#### Entries supplied
--- BEGIN ---
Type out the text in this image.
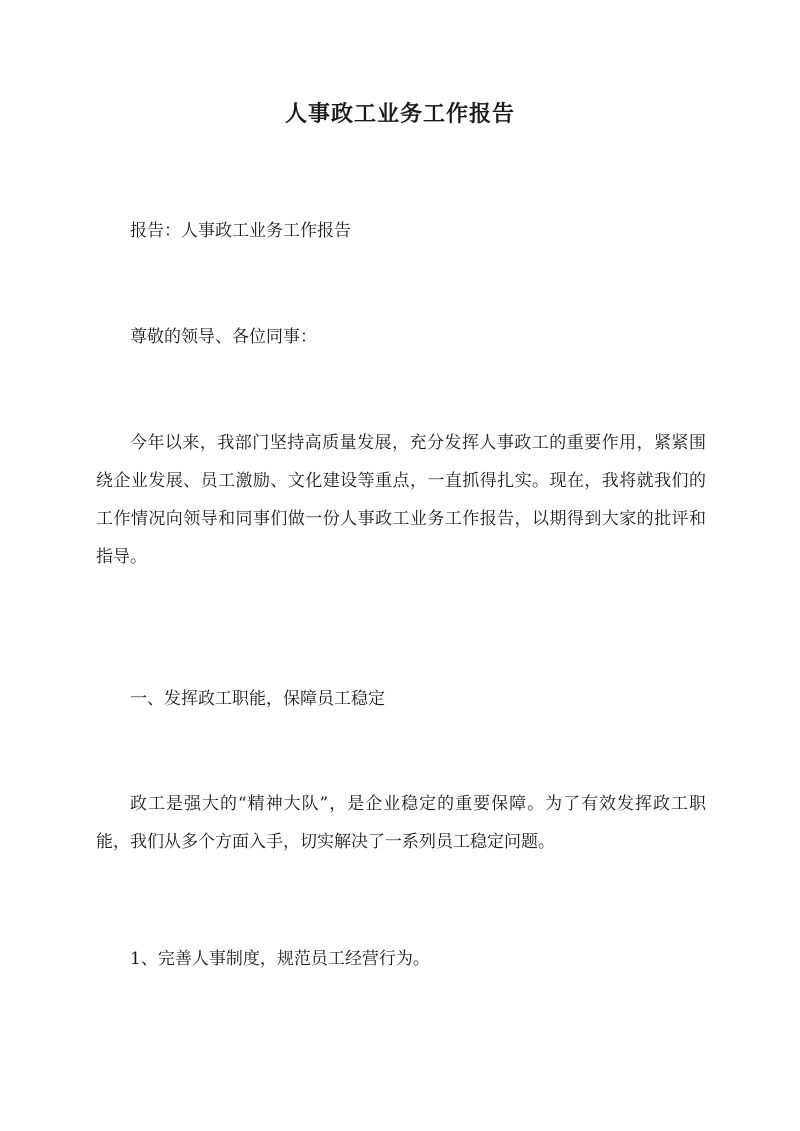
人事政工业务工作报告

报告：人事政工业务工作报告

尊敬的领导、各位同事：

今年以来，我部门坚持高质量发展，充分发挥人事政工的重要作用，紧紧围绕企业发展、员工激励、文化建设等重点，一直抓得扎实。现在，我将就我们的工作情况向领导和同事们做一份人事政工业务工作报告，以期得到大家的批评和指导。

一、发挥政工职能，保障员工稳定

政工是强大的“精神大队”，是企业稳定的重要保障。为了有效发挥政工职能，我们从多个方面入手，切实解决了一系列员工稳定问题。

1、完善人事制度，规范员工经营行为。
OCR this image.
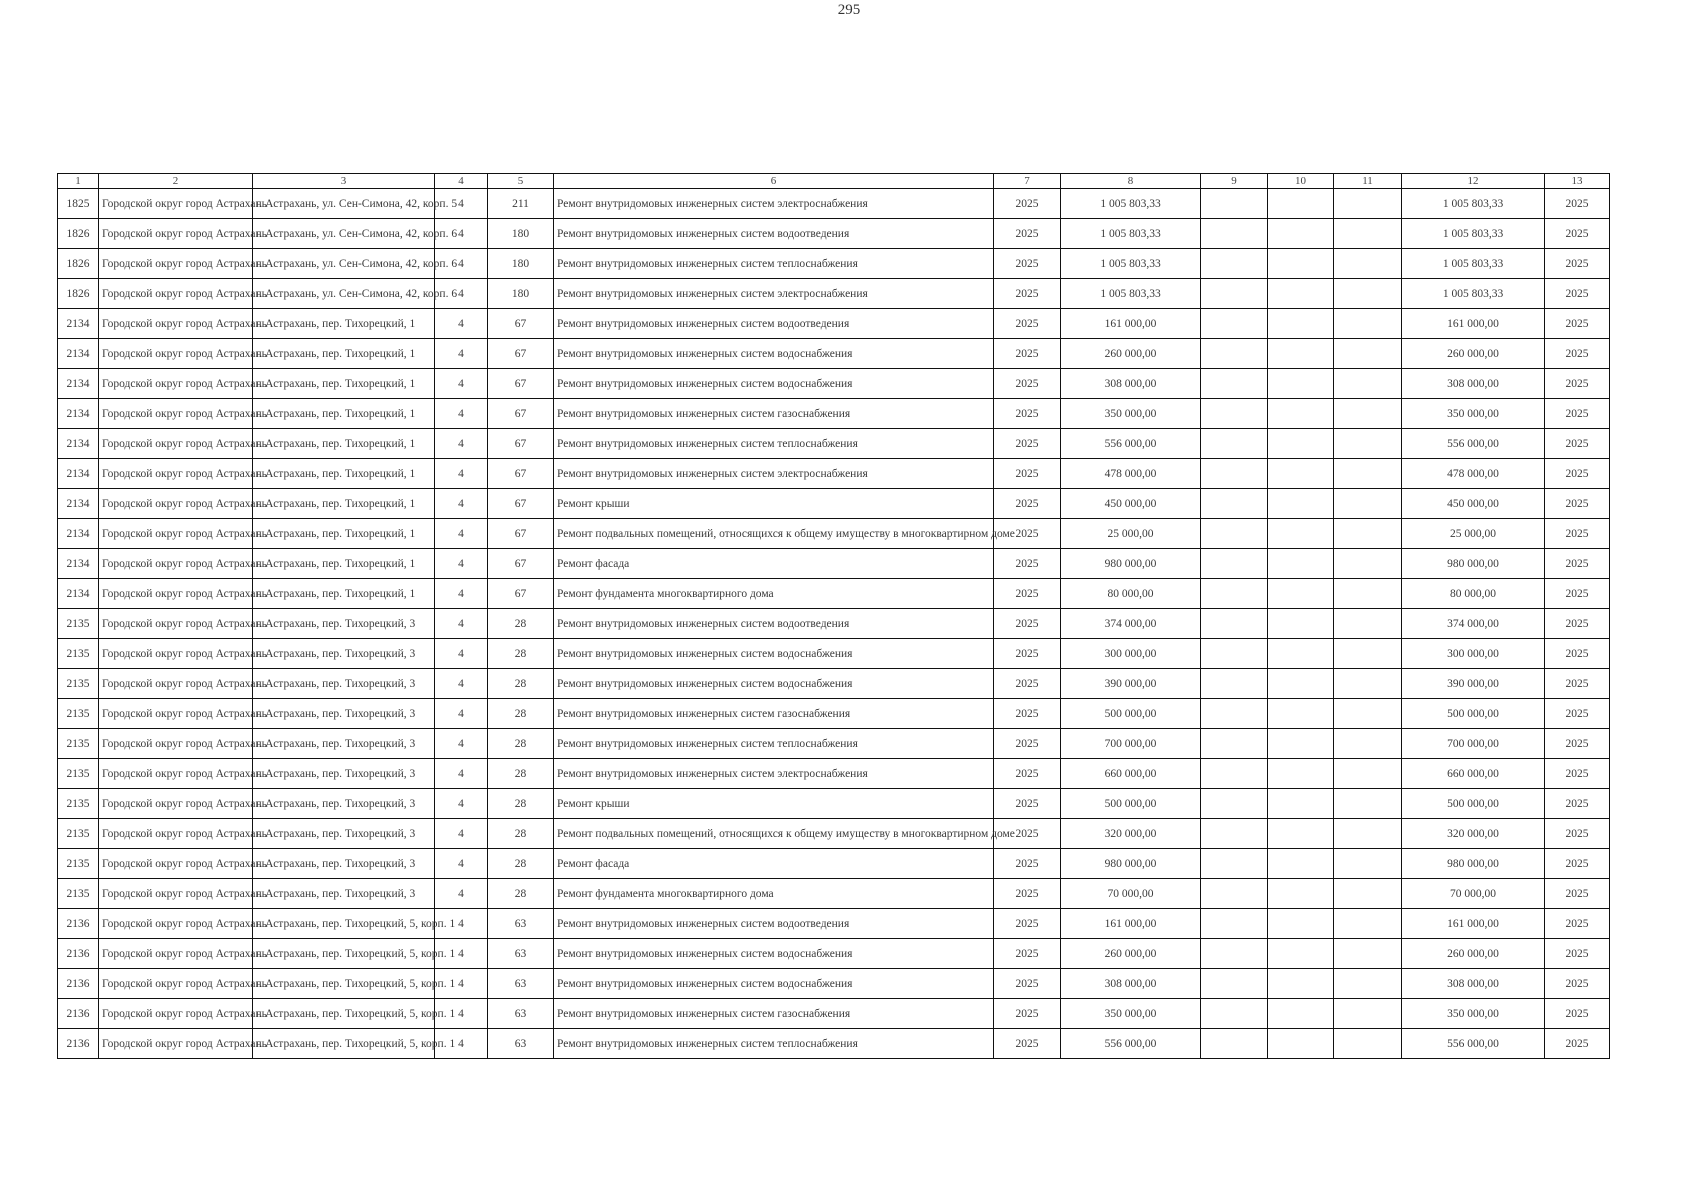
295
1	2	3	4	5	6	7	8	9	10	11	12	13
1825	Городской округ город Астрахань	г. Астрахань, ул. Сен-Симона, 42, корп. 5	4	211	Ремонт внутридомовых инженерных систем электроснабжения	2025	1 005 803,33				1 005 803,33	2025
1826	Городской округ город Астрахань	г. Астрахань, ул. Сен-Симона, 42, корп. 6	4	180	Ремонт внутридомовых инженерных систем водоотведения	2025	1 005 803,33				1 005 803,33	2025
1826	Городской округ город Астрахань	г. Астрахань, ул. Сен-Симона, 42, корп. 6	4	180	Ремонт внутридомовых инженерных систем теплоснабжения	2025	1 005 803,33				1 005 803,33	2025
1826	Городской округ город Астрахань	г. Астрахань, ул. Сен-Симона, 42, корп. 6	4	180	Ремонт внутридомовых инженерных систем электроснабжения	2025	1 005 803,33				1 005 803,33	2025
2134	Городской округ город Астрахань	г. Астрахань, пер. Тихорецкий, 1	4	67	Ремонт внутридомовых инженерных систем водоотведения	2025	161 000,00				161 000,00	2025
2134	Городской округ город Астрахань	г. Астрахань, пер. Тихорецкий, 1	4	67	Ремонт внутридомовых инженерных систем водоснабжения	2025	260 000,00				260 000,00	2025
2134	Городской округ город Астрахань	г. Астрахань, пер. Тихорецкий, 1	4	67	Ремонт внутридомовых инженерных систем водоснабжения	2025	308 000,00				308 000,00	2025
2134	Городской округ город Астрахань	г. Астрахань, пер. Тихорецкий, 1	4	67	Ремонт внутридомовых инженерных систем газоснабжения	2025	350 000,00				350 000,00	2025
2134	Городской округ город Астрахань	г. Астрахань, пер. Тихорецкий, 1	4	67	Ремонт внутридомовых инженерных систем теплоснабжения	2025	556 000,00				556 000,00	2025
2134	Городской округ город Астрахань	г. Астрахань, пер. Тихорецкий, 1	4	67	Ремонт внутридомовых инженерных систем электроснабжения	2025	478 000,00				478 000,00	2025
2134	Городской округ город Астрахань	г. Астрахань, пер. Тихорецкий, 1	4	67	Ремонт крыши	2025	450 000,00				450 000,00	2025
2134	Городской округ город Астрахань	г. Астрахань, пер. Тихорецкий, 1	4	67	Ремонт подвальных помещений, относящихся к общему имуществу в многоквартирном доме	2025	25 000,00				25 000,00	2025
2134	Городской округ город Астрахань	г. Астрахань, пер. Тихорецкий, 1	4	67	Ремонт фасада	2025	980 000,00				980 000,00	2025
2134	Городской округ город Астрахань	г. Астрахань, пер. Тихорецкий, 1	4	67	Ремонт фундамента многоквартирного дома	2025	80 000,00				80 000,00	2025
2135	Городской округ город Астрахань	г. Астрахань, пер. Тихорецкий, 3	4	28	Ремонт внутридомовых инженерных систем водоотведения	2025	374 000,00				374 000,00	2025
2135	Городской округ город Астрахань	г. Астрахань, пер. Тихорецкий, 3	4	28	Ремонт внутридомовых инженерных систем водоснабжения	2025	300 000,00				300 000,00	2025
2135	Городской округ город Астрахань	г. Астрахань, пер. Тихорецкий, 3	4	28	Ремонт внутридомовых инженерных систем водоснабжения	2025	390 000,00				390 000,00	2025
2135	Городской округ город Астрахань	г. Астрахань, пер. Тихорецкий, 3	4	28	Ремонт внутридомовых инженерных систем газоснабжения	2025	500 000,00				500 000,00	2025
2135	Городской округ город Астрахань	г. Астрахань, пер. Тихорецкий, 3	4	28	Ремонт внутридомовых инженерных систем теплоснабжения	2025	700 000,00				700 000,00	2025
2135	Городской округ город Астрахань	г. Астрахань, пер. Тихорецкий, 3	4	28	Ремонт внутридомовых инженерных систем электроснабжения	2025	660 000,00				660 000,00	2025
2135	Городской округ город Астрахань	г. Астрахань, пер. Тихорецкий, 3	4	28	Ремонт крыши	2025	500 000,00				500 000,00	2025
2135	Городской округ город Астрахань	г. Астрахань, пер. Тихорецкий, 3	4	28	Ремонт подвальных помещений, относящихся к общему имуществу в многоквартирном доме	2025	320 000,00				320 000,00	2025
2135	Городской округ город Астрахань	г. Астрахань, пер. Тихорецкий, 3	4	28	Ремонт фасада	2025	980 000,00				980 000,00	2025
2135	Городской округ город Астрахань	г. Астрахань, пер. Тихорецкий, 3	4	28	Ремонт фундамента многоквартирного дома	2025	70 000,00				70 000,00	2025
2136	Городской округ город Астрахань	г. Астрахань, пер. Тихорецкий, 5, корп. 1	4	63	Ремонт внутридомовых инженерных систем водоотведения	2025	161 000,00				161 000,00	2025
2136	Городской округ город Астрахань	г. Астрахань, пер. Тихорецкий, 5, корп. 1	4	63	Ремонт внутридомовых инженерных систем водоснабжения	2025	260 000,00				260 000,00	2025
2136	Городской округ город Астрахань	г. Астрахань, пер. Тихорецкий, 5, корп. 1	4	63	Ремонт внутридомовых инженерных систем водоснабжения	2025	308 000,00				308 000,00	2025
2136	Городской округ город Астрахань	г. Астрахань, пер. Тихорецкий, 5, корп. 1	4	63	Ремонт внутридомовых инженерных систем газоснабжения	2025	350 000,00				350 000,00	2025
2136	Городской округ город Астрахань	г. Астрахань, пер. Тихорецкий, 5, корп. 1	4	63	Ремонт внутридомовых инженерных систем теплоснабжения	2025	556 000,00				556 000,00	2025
--- END ---
#### Directions for this task
The data above needs to be retyped exactly, with the images left out.

#### Result of this task
Type out the text in this image.
人事政工业务工作报告

报告：人事政工业务工作报告

尊敬的领导、各位同事：

今年以来，我部门坚持高质量发展，充分发挥人事政工的重要作用，紧紧围绕企业发展、员工激励、文化建设等重点，一直抓得扎实。现在，我将就我们的工作情况向领导和同事们做一份人事政工业务工作报告，以期得到大家的批评和指导。

一、发挥政工职能，保障员工稳定

政工是强大的“精神大队”，是企业稳定的重要保障。为了有效发挥政工职能，我们从多个方面入手，切实解决了一系列员工稳定问题。

1、完善人事制度，规范员工经营行为。
OCR this image.
295
1	2	3	4	5	6	7	8	9	10	11	12	13
1825	Городской округ город Астрахань	г. Астрахань, ул. Сен-Симона, 42, корп. 5	4	211	Ремонт внутридомовых инженерных систем электроснабжения	2025	1 005 803,33				1 005 803,33	2025
1826	Городской округ город Астрахань	г. Астрахань, ул. Сен-Симона, 42, корп. 6	4	180	Ремонт внутридомовых инженерных систем водоотведения	2025	1 005 803,33				1 005 803,33	2025
1826	Городской округ город Астрахань	г. Астрахань, ул. Сен-Симона, 42, корп. 6	4	180	Ремонт внутридомовых инженерных систем теплоснабжения	2025	1 005 803,33				1 005 803,33	2025
1826	Городской округ город Астрахань	г. Астрахань, ул. Сен-Симона, 42, корп. 6	4	180	Ремонт внутридомовых инженерных систем электроснабжения	2025	1 005 803,33				1 005 803,33	2025
2134	Городской округ город Астрахань	г. Астрахань, пер. Тихорецкий, 1	4	67	Ремонт внутридомовых инженерных систем водоотведения	2025	161 000,00				161 000,00	2025
2134	Городской округ город Астрахань	г. Астрахань, пер. Тихорецкий, 1	4	67	Ремонт внутридомовых инженерных систем водоснабжения	2025	260 000,00				260 000,00	2025
2134	Городской округ город Астрахань	г. Астрахань, пер. Тихорецкий, 1	4	67	Ремонт внутридомовых инженерных систем водоснабжения	2025	308 000,00				308 000,00	2025
2134	Городской округ город Астрахань	г. Астрахань, пер. Тихорецкий, 1	4	67	Ремонт внутридомовых инженерных систем газоснабжения	2025	350 000,00				350 000,00	2025
2134	Городской округ город Астрахань	г. Астрахань, пер. Тихорецкий, 1	4	67	Ремонт внутридомовых инженерных систем теплоснабжения	2025	556 000,00				556 000,00	2025
2134	Городской округ город Астрахань	г. Астрахань, пер. Тихорецкий, 1	4	67	Ремонт внутридомовых инженерных систем электроснабжения	2025	478 000,00				478 000,00	2025
2134	Городской округ город Астрахань	г. Астрахань, пер. Тихорецкий, 1	4	67	Ремонт крыши	2025	450 000,00				450 000,00	2025
2134	Городской округ город Астрахань	г. Астрахань, пер. Тихорецкий, 1	4	67	Ремонт подвальных помещений, относящихся к общему имуществу в многоквартирном доме	2025	25 000,00				25 000,00	2025
2134	Городской округ город Астрахань	г. Астрахань, пер. Тихорецкий, 1	4	67	Ремонт фасада	2025	980 000,00				980 000,00	2025
2134	Городской округ город Астрахань	г. Астрахань, пер. Тихорецкий, 1	4	67	Ремонт фундамента многоквартирного дома	2025	80 000,00				80 000,00	2025
2135	Городской округ город Астрахань	г. Астрахань, пер. Тихорецкий, 3	4	28	Ремонт внутридомовых инженерных систем водоотведения	2025	374 000,00				374 000,00	2025
2135	Городской округ город Астрахань	г. Астрахань, пер. Тихорецкий, 3	4	28	Ремонт внутридомовых инженерных систем водоснабжения	2025	300 000,00				300 000,00	2025
2135	Городской округ город Астрахань	г. Астрахань, пер. Тихорецкий, 3	4	28	Ремонт внутридомовых инженерных систем водоснабжения	2025	390 000,00				390 000,00	2025
2135	Городской округ город Астрахань	г. Астрахань, пер. Тихорецкий, 3	4	28	Ремонт внутридомовых инженерных систем газоснабжения	2025	500 000,00				500 000,00	2025
2135	Городской округ город Астрахань	г. Астрахань, пер. Тихорецкий, 3	4	28	Ремонт внутридомовых инженерных систем теплоснабжения	2025	700 000,00				700 000,00	2025
2135	Городской округ город Астрахань	г. Астрахань, пер. Тихорецкий, 3	4	28	Ремонт внутридомовых инженерных систем электроснабжения	2025	660 000,00				660 000,00	2025
2135	Городской округ город Астрахань	г. Астрахань, пер. Тихорецкий, 3	4	28	Ремонт крыши	2025	500 000,00				500 000,00	2025
2135	Городской округ город Астрахань	г. Астрахань, пер. Тихорецкий, 3	4	28	Ремонт подвальных помещений, относящихся к общему имуществу в многоквартирном доме	2025	320 000,00				320 000,00	2025
2135	Городской округ город Астрахань	г. Астрахань, пер. Тихорецкий, 3	4	28	Ремонт фасада	2025	980 000,00				980 000,00	2025
2135	Городской округ город Астрахань	г. Астрахань, пер. Тихорецкий, 3	4	28	Ремонт фундамента многоквартирного дома	2025	70 000,00				70 000,00	2025
2136	Городской округ город Астрахань	г. Астрахань, пер. Тихорецкий, 5, корп. 1	4	63	Ремонт внутридомовых инженерных систем водоотведения	2025	161 000,00				161 000,00	2025
2136	Городской округ город Астрахань	г. Астрахань, пер. Тихорецкий, 5, корп. 1	4	63	Ремонт внутридомовых инженерных систем водоснабжения	2025	260 000,00				260 000,00	2025
2136	Городской округ город Астрахань	г. Астрахань, пер. Тихорецкий, 5, корп. 1	4	63	Ремонт внутридомовых инженерных систем водоснабжения	2025	308 000,00				308 000,00	2025
2136	Городской округ город Астрахань	г. Астрахань, пер. Тихорецкий, 5, корп. 1	4	63	Ремонт внутридомовых инженерных систем газоснабжения	2025	350 000,00				350 000,00	2025
2136	Городской округ город Астрахань	г. Астрахань, пер. Тихорецкий, 5, корп. 1	4	63	Ремонт внутридомовых инженерных систем теплоснабжения	2025	556 000,00				556 000,00	2025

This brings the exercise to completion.